#### [Request]
Present the data once more in exactly its original form.

#### [Data to process]
-------

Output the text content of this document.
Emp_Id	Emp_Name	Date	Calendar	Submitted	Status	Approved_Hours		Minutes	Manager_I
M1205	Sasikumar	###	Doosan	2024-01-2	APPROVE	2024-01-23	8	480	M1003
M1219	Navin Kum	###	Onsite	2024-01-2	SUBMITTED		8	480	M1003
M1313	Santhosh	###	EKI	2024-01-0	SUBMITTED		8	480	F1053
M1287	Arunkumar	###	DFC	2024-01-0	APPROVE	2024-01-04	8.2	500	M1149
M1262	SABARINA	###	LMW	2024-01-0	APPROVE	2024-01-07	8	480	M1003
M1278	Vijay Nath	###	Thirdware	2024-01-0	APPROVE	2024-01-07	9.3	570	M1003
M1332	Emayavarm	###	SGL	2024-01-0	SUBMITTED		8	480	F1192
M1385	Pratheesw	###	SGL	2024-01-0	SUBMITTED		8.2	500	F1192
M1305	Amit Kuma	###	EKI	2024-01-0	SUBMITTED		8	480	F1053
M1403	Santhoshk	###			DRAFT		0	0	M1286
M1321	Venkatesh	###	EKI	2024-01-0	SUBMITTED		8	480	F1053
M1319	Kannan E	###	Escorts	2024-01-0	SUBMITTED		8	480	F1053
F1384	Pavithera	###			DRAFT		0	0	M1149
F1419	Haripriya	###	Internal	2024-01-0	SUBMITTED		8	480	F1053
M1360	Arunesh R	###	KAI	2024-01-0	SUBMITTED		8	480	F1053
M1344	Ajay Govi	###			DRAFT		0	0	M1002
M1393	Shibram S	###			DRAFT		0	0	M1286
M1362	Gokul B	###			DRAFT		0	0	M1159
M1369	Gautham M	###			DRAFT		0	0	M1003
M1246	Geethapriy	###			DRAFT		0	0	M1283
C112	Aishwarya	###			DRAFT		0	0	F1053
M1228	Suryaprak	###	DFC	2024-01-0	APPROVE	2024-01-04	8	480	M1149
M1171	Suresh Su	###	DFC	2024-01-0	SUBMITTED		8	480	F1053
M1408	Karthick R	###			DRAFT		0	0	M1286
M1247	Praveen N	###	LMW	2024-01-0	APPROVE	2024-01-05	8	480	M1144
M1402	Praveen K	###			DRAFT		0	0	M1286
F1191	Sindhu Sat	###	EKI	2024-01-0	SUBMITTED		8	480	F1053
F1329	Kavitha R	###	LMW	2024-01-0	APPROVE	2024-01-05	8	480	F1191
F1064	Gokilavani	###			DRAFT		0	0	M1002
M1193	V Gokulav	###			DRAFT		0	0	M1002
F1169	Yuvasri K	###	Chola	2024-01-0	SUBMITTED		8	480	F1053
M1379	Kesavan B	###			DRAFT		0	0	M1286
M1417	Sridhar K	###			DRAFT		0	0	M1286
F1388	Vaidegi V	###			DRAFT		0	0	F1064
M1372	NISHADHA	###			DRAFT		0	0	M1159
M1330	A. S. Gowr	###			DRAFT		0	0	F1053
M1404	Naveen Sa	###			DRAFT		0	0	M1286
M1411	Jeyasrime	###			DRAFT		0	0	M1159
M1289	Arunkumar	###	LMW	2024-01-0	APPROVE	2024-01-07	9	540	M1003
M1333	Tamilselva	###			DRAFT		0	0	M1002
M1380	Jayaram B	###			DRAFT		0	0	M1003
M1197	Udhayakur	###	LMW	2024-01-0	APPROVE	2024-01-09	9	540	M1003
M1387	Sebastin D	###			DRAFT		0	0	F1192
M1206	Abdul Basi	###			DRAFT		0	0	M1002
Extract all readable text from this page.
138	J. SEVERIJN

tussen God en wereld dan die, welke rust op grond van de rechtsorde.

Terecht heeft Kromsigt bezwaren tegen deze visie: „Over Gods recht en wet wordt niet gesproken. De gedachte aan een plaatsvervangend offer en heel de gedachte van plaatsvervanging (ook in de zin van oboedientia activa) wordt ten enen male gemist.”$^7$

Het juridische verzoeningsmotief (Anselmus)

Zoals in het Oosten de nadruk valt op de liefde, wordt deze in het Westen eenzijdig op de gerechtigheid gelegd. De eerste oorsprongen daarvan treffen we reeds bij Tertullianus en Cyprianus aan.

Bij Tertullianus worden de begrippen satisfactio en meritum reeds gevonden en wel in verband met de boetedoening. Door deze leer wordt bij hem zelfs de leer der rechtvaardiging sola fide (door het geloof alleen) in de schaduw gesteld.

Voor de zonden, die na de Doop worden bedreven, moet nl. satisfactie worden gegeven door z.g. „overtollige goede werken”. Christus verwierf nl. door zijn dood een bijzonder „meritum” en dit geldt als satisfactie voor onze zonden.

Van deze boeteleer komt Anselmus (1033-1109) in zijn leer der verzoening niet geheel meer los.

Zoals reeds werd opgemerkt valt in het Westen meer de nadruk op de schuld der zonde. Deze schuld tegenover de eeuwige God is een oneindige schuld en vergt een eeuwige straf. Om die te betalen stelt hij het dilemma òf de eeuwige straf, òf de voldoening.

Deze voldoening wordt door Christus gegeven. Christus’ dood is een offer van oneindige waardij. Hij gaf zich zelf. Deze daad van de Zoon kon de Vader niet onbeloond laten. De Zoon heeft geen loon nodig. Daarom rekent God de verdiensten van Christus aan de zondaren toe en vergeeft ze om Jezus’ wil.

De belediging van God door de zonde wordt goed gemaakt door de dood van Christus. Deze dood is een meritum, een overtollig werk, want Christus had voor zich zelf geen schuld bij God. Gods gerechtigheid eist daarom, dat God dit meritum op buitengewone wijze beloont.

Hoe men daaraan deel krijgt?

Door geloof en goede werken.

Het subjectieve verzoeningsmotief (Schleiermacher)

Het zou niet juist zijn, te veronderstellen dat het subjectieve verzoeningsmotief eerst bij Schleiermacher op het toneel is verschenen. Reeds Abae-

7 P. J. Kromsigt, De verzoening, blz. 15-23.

-------

#### [Exercise response]
Output the text content of this document.
Emp_Id	Emp_Name	Date	Calendar	Submitted	Status	Approved_Hours		Minutes	Manager_I
M1205	Sasikumar	###	Doosan	2024-01-2	APPROVE	2024-01-23	8	480	M1003
M1219	Navin Kum	###	Onsite	2024-01-2	SUBMITTED		8	480	M1003
M1313	Santhosh	###	EKI	2024-01-0	SUBMITTED		8	480	F1053
M1287	Arunkumar	###	DFC	2024-01-0	APPROVE	2024-01-04	8.2	500	M1149
M1262	SABARINA	###	LMW	2024-01-0	APPROVE	2024-01-07	8	480	M1003
M1278	Vijay Nath	###	Thirdware	2024-01-0	APPROVE	2024-01-07	9.3	570	M1003
M1332	Emayavarm	###	SGL	2024-01-0	SUBMITTED		8	480	F1192
M1385	Pratheesw	###	SGL	2024-01-0	SUBMITTED		8.2	500	F1192
M1305	Amit Kuma	###	EKI	2024-01-0	SUBMITTED		8	480	F1053
M1403	Santhoshk	###			DRAFT		0	0	M1286
M1321	Venkatesh	###	EKI	2024-01-0	SUBMITTED		8	480	F1053
M1319	Kannan E	###	Escorts	2024-01-0	SUBMITTED		8	480	F1053
F1384	Pavithera	###			DRAFT		0	0	M1149
F1419	Haripriya	###	Internal	2024-01-0	SUBMITTED		8	480	F1053
M1360	Arunesh R	###	KAI	2024-01-0	SUBMITTED		8	480	F1053
M1344	Ajay Govi	###			DRAFT		0	0	M1002
M1393	Shibram S	###			DRAFT		0	0	M1286
M1362	Gokul B	###			DRAFT		0	0	M1159
M1369	Gautham M	###			DRAFT		0	0	M1003
M1246	Geethapriy	###			DRAFT		0	0	M1283
C112	Aishwarya	###			DRAFT		0	0	F1053
M1228	Suryaprak	###	DFC	2024-01-0	APPROVE	2024-01-04	8	480	M1149
M1171	Suresh Su	###	DFC	2024-01-0	SUBMITTED		8	480	F1053
M1408	Karthick R	###			DRAFT		0	0	M1286
M1247	Praveen N	###	LMW	2024-01-0	APPROVE	2024-01-05	8	480	M1144
M1402	Praveen K	###			DRAFT		0	0	M1286
F1191	Sindhu Sat	###	EKI	2024-01-0	SUBMITTED		8	480	F1053
F1329	Kavitha R	###	LMW	2024-01-0	APPROVE	2024-01-05	8	480	F1191
F1064	Gokilavani	###			DRAFT		0	0	M1002
M1193	V Gokulav	###			DRAFT		0	0	M1002
F1169	Yuvasri K	###	Chola	2024-01-0	SUBMITTED		8	480	F1053
M1379	Kesavan B	###			DRAFT		0	0	M1286
M1417	Sridhar K	###			DRAFT		0	0	M1286
F1388	Vaidegi V	###			DRAFT		0	0	F1064
M1372	NISHADHA	###			DRAFT		0	0	M1159
M1330	A. S. Gowr	###			DRAFT		0	0	F1053
M1404	Naveen Sa	###			DRAFT		0	0	M1286
M1411	Jeyasrime	###			DRAFT		0	0	M1159
M1289	Arunkumar	###	LMW	2024-01-0	APPROVE	2024-01-07	9	540	M1003
M1333	Tamilselva	###			DRAFT		0	0	M1002
M1380	Jayaram B	###			DRAFT		0	0	M1003
M1197	Udhayakur	###	LMW	2024-01-0	APPROVE	2024-01-09	9	540	M1003
M1387	Sebastin D	###			DRAFT		0	0	F1192
M1206	Abdul Basi	###			DRAFT		0	0	M1002
Extract all readable text from this page.
138	J. SEVERIJN

tussen God en wereld dan die, welke rust op grond van de rechtsorde.

Terecht heeft Kromsigt bezwaren tegen deze visie: „Over Gods recht en wet wordt niet gesproken. De gedachte aan een plaatsvervangend offer en heel de gedachte van plaatsvervanging (ook in de zin van oboedientia activa) wordt ten enen male gemist.”$^7$

Het juridische verzoeningsmotief (Anselmus)

Zoals in het Oosten de nadruk valt op de liefde, wordt deze in het Westen eenzijdig op de gerechtigheid gelegd. De eerste oorsprongen daarvan treffen we reeds bij Tertullianus en Cyprianus aan.

Bij Tertullianus worden de begrippen satisfactio en meritum reeds gevonden en wel in verband met de boetedoening. Door deze leer wordt bij hem zelfs de leer der rechtvaardiging sola fide (door het geloof alleen) in de schaduw gesteld.

Voor de zonden, die na de Doop worden bedreven, moet nl. satisfactie worden gegeven door z.g. „overtollige goede werken”. Christus verwierf nl. door zijn dood een bijzonder „meritum” en dit geldt als satisfactie voor onze zonden.

Van deze boeteleer komt Anselmus (1033-1109) in zijn leer der verzoening niet geheel meer los.

Zoals reeds werd opgemerkt valt in het Westen meer de nadruk op de schuld der zonde. Deze schuld tegenover de eeuwige God is een oneindige schuld en vergt een eeuwige straf. Om die te betalen stelt hij het dilemma òf de eeuwige straf, òf de voldoening.

Deze voldoening wordt door Christus gegeven. Christus’ dood is een offer van oneindige waardij. Hij gaf zich zelf. Deze daad van de Zoon kon de Vader niet onbeloond laten. De Zoon heeft geen loon nodig. Daarom rekent God de verdiensten van Christus aan de zondaren toe en vergeeft ze om Jezus’ wil.

De belediging van God door de zonde wordt goed gemaakt door de dood van Christus. Deze dood is een meritum, een overtollig werk, want Christus had voor zich zelf geen schuld bij God. Gods gerechtigheid eist daarom, dat God dit meritum op buitengewone wijze beloont.

Hoe men daaraan deel krijgt?

Door geloof en goede werken.

Het subjectieve verzoeningsmotief (Schleiermacher)

Het zou niet juist zijn, te veronderstellen dat het subjectieve verzoeningsmotief eerst bij Schleiermacher op het toneel is verschenen. Reeds Abae-

7 P. J. Kromsigt, De verzoening, blz. 15-23.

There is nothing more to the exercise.